Problem statement: In the data below, find every line that has the string "them", and copy it.

########

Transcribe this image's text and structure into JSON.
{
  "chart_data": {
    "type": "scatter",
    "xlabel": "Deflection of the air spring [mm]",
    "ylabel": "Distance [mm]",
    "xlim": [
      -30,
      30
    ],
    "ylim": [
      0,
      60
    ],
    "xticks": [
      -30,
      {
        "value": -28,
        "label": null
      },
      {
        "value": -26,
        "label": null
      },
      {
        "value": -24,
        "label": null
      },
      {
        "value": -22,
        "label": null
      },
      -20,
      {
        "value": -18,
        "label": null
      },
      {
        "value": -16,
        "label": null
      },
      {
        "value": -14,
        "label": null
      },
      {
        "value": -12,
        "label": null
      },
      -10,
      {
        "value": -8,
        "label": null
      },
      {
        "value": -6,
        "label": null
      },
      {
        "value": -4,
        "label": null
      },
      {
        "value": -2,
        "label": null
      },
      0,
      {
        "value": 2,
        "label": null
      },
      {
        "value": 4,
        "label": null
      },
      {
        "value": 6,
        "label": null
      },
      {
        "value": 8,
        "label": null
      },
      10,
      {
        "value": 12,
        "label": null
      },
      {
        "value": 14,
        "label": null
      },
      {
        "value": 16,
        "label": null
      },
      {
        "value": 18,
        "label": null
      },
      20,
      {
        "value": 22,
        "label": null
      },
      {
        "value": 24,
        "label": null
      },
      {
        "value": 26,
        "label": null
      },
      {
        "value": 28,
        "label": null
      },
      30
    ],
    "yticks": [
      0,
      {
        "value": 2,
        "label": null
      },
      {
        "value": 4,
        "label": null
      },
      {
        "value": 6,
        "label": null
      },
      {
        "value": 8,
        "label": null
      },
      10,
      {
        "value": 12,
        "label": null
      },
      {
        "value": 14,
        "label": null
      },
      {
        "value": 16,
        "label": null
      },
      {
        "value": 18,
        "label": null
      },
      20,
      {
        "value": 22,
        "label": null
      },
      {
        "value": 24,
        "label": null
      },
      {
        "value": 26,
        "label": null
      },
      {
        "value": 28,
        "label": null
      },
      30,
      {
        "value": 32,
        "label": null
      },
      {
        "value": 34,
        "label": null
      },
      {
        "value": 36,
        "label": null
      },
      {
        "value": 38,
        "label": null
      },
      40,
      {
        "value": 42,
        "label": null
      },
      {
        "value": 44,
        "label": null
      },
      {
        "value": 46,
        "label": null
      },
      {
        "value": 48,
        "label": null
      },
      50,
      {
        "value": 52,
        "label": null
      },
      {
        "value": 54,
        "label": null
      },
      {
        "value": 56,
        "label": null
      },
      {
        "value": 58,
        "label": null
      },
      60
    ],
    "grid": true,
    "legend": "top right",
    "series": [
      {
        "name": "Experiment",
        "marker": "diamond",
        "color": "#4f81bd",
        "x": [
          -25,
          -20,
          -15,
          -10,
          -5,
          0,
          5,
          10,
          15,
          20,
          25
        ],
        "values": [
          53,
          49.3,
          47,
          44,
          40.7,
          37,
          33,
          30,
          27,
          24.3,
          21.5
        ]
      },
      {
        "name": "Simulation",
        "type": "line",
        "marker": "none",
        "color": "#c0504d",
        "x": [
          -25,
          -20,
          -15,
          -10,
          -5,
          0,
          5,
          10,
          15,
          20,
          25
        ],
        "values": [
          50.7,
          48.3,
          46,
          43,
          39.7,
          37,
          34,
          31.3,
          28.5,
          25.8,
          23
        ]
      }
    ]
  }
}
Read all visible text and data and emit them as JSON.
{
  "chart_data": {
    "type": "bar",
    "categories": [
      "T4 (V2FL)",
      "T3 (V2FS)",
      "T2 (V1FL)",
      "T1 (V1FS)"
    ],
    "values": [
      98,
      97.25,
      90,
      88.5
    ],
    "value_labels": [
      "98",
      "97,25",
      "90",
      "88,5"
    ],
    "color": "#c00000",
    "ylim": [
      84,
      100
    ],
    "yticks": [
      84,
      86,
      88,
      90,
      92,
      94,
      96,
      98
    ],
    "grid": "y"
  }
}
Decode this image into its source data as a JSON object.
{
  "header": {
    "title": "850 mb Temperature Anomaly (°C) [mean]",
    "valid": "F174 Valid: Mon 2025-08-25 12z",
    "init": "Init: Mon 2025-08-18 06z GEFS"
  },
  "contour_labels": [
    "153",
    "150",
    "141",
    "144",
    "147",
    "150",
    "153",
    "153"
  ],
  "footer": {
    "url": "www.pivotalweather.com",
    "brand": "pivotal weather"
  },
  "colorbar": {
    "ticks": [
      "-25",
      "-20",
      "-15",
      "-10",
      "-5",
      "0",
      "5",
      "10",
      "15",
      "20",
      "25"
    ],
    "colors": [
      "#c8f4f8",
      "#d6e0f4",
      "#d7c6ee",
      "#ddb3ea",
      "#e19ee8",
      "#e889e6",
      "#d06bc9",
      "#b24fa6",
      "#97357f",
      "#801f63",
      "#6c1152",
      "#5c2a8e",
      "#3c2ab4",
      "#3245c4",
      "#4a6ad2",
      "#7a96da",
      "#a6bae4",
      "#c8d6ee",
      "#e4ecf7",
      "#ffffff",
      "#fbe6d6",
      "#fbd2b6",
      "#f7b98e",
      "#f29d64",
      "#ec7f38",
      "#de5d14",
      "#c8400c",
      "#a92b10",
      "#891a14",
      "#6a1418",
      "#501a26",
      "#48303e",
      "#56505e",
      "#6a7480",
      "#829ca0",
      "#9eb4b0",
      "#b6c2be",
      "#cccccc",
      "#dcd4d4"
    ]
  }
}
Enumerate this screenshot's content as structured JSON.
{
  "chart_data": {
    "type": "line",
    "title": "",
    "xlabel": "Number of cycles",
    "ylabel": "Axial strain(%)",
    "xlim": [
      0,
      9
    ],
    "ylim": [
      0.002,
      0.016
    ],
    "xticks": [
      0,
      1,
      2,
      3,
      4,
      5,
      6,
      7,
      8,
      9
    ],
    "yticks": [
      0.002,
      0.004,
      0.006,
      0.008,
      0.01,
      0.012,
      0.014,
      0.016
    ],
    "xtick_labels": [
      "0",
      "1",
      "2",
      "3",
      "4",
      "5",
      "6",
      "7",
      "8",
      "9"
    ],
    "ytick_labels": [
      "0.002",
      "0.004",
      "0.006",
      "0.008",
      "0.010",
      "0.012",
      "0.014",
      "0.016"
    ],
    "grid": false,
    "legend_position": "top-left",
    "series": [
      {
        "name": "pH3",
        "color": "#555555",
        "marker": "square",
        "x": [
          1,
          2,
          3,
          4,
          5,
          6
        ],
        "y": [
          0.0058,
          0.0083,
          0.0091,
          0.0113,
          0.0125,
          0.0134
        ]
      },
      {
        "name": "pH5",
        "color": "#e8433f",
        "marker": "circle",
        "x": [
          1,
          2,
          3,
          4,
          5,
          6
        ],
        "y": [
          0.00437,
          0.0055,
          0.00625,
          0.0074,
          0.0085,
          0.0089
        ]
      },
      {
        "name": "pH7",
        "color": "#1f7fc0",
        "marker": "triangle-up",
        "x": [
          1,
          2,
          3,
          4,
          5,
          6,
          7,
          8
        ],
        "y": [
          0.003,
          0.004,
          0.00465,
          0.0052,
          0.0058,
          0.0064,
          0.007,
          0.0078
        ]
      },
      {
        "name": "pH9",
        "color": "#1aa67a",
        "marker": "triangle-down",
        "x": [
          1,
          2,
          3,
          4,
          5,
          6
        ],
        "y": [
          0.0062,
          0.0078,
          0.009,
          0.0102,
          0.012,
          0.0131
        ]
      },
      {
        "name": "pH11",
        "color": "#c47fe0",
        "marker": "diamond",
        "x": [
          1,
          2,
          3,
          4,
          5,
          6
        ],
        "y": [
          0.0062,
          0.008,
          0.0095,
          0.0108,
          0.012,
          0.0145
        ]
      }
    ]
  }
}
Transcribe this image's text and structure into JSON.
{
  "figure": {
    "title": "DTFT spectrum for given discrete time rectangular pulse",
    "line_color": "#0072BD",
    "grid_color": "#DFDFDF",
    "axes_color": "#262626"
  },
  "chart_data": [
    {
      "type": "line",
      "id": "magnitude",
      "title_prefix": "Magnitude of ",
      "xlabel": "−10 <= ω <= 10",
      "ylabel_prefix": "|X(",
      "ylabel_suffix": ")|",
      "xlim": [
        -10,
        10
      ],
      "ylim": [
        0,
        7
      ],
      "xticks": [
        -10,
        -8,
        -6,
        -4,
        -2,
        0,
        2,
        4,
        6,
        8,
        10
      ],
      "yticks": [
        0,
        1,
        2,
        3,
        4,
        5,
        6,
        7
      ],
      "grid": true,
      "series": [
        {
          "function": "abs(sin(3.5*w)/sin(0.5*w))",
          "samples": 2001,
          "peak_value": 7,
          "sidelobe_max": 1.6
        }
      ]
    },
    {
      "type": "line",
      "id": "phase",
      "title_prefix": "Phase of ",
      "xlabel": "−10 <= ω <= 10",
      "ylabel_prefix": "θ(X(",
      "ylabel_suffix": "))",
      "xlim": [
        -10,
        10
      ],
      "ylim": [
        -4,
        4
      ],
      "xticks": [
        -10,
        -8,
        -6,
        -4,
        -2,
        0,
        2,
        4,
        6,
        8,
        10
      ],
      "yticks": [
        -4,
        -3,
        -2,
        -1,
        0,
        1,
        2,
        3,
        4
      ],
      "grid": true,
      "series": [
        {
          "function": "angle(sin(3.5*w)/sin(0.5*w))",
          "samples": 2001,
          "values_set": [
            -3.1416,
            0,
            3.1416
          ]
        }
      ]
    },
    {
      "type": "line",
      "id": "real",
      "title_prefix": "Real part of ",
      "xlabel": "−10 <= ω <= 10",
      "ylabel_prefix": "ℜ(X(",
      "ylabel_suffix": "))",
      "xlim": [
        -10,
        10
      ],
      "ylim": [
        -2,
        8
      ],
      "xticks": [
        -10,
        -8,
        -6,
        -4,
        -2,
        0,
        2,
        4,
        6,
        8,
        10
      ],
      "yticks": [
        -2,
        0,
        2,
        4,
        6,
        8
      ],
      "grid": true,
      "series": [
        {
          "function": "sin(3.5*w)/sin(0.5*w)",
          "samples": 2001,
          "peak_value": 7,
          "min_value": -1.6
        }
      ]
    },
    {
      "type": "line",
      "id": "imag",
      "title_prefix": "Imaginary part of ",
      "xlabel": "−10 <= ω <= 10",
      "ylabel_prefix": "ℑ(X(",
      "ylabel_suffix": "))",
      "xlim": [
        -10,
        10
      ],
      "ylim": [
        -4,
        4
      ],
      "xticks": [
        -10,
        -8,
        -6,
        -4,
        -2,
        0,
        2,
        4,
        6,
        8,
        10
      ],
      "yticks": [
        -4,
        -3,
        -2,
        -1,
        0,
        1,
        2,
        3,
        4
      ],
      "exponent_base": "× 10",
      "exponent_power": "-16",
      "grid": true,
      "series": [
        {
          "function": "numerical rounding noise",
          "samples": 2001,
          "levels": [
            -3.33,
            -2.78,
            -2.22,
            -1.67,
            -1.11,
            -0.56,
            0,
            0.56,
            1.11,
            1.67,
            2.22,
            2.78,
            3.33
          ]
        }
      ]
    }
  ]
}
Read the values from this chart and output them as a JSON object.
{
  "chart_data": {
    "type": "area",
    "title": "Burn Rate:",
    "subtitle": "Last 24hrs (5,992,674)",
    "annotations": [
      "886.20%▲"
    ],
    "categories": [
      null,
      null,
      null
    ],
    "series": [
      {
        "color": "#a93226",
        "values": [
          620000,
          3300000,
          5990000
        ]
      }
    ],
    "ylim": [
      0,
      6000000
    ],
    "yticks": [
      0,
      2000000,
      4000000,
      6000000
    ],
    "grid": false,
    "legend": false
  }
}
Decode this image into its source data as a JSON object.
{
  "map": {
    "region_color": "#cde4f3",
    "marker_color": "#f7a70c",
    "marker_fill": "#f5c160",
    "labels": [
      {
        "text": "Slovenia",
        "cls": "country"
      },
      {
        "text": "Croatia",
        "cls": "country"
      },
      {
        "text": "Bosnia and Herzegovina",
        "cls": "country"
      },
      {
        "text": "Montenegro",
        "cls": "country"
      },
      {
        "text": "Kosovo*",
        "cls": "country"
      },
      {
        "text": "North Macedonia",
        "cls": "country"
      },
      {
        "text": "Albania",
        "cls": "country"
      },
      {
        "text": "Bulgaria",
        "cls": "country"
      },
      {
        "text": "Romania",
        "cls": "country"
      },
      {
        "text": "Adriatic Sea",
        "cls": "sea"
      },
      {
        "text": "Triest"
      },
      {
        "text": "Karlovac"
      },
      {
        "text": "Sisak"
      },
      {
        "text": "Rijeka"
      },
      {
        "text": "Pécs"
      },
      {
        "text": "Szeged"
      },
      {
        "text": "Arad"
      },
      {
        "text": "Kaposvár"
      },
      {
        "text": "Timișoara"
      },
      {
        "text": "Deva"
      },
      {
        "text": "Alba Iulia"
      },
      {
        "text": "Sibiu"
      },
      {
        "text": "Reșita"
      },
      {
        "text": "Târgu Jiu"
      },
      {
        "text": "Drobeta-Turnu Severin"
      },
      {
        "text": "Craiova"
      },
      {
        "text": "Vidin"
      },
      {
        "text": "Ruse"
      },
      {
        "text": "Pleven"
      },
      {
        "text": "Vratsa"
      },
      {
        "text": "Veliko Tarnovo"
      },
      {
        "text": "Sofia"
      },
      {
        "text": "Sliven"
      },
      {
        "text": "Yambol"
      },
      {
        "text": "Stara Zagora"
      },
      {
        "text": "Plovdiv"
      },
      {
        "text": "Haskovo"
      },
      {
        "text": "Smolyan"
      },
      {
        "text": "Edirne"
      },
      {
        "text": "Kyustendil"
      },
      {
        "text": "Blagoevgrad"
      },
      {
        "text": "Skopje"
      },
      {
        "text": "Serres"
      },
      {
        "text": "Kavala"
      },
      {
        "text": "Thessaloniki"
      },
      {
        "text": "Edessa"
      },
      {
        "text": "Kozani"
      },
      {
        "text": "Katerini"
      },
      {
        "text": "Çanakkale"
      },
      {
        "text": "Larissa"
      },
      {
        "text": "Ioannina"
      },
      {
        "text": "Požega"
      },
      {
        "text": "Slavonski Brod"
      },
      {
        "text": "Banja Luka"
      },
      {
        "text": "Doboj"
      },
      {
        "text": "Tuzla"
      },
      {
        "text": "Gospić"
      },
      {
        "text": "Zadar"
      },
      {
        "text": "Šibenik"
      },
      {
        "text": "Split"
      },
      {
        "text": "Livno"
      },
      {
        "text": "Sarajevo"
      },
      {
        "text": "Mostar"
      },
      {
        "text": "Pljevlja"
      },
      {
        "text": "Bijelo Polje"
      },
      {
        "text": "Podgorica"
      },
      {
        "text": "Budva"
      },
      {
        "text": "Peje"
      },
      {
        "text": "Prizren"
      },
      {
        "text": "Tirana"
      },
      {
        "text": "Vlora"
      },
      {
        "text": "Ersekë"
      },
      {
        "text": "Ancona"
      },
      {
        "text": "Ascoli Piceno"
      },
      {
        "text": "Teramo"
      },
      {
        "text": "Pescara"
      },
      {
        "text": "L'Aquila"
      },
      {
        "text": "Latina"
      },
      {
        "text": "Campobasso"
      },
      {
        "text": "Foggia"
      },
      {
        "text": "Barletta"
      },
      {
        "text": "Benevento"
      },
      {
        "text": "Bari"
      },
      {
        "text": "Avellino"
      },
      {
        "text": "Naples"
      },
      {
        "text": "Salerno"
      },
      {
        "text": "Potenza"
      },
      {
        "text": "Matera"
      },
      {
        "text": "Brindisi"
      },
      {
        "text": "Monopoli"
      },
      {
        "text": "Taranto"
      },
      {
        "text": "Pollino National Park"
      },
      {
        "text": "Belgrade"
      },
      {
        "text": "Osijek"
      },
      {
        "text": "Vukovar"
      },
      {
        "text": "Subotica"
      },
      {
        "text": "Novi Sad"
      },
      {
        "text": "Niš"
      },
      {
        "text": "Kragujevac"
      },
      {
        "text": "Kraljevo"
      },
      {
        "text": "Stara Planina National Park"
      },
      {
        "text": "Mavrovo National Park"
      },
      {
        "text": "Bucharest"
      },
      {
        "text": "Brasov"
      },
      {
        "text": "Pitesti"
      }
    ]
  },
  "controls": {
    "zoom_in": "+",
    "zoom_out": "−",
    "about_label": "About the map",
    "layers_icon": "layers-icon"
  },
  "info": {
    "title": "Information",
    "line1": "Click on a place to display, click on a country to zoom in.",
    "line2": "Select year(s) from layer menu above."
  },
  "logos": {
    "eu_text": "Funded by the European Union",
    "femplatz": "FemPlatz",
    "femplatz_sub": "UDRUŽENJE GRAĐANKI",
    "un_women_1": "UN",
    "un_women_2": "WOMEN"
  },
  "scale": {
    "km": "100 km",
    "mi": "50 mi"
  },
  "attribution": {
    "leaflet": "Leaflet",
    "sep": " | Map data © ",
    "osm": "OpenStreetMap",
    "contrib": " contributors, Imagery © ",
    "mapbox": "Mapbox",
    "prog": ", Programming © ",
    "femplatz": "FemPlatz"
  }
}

########

Final answer:
Read all visible text and data and emit them as JSON.
Read the values from this chart and output them as a JSON object.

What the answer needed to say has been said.